**Written request:** Write out the entries again exactly as they are given.
======== Records provided ========
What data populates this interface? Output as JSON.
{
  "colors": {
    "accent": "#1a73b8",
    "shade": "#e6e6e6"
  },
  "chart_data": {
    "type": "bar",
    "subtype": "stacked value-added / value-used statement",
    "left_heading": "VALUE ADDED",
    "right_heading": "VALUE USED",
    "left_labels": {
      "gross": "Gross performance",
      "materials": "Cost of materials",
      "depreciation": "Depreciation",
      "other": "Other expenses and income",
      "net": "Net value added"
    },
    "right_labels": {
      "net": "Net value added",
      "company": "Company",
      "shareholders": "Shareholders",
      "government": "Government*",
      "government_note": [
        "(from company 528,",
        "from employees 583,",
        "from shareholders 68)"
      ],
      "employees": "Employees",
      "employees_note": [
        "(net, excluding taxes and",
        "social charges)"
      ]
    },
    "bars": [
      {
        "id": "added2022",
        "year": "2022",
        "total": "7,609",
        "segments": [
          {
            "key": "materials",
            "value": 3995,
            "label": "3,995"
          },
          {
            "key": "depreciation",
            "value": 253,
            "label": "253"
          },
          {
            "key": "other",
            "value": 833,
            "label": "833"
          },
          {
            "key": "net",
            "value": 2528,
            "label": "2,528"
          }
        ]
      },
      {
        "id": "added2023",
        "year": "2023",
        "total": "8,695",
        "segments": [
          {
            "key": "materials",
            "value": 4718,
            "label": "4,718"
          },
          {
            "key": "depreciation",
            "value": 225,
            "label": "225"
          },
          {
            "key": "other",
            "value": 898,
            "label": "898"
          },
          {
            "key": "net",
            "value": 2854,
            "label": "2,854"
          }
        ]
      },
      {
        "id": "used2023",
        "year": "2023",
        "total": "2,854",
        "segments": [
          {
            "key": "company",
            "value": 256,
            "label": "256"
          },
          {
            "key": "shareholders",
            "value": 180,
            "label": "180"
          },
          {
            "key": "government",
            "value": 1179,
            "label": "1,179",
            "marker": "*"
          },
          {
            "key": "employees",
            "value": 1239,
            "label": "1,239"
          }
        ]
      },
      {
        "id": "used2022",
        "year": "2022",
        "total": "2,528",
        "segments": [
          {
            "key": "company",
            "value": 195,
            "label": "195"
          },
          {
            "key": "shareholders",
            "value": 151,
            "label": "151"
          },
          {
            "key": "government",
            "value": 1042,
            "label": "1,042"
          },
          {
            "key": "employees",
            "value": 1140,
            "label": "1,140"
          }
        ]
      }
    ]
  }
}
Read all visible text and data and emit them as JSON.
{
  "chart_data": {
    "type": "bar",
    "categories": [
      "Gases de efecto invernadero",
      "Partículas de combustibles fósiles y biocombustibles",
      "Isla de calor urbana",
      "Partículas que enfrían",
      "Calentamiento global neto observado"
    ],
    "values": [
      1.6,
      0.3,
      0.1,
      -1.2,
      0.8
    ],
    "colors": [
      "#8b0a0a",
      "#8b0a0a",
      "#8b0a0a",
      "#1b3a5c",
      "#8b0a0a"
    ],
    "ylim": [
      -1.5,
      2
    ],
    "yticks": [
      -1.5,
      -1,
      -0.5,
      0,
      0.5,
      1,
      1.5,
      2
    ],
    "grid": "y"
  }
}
========
**Solution for this exercise:**
What data populates this interface? Output as JSON.
{
  "colors": {
    "accent": "#1a73b8",
    "shade": "#e6e6e6"
  },
  "chart_data": {
    "type": "bar",
    "subtype": "stacked value-added / value-used statement",
    "left_heading": "VALUE ADDED",
    "right_heading": "VALUE USED",
    "left_labels": {
      "gross": "Gross performance",
      "materials": "Cost of materials",
      "depreciation": "Depreciation",
      "other": "Other expenses and income",
      "net": "Net value added"
    },
    "right_labels": {
      "net": "Net value added",
      "company": "Company",
      "shareholders": "Shareholders",
      "government": "Government*",
      "government_note": [
        "(from company 528,",
        "from employees 583,",
        "from shareholders 68)"
      ],
      "employees": "Employees",
      "employees_note": [
        "(net, excluding taxes and",
        "social charges)"
      ]
    },
    "bars": [
      {
        "id": "added2022",
        "year": "2022",
        "total": "7,609",
        "segments": [
          {
            "key": "materials",
            "value": 3995,
            "label": "3,995"
          },
          {
            "key": "depreciation",
            "value": 253,
            "label": "253"
          },
          {
            "key": "other",
            "value": 833,
            "label": "833"
          },
          {
            "key": "net",
            "value": 2528,
            "label": "2,528"
          }
        ]
      },
      {
        "id": "added2023",
        "year": "2023",
        "total": "8,695",
        "segments": [
          {
            "key": "materials",
            "value": 4718,
            "label": "4,718"
          },
          {
            "key": "depreciation",
            "value": 225,
            "label": "225"
          },
          {
            "key": "other",
            "value": 898,
            "label": "898"
          },
          {
            "key": "net",
            "value": 2854,
            "label": "2,854"
          }
        ]
      },
      {
        "id": "used2023",
        "year": "2023",
        "total": "2,854",
        "segments": [
          {
            "key": "company",
            "value": 256,
            "label": "256"
          },
          {
            "key": "shareholders",
            "value": 180,
            "label": "180"
          },
          {
            "key": "government",
            "value": 1179,
            "label": "1,179",
            "marker": "*"
          },
          {
            "key": "employees",
            "value": 1239,
            "label": "1,239"
          }
        ]
      },
      {
        "id": "used2022",
        "year": "2022",
        "total": "2,528",
        "segments": [
          {
            "key": "company",
            "value": 195,
            "label": "195"
          },
          {
            "key": "shareholders",
            "value": 151,
            "label": "151"
          },
          {
            "key": "government",
            "value": 1042,
            "label": "1,042"
          },
          {
            "key": "employees",
            "value": 1140,
            "label": "1,140"
          }
        ]
      }
    ]
  }
}
Read all visible text and data and emit them as JSON.
{
  "chart_data": {
    "type": "bar",
    "categories": [
      "Gases de efecto invernadero",
      "Partículas de combustibles fósiles y biocombustibles",
      "Isla de calor urbana",
      "Partículas que enfrían",
      "Calentamiento global neto observado"
    ],
    "values": [
      1.6,
      0.3,
      0.1,
      -1.2,
      0.8
    ],
    "colors": [
      "#8b0a0a",
      "#8b0a0a",
      "#8b0a0a",
      "#1b3a5c",
      "#8b0a0a"
    ],
    "ylim": [
      -1.5,
      2
    ],
    "yticks": [
      -1.5,
      -1,
      -0.5,
      0,
      0.5,
      1,
      1.5,
      2
    ],
    "grid": "y"
  }
}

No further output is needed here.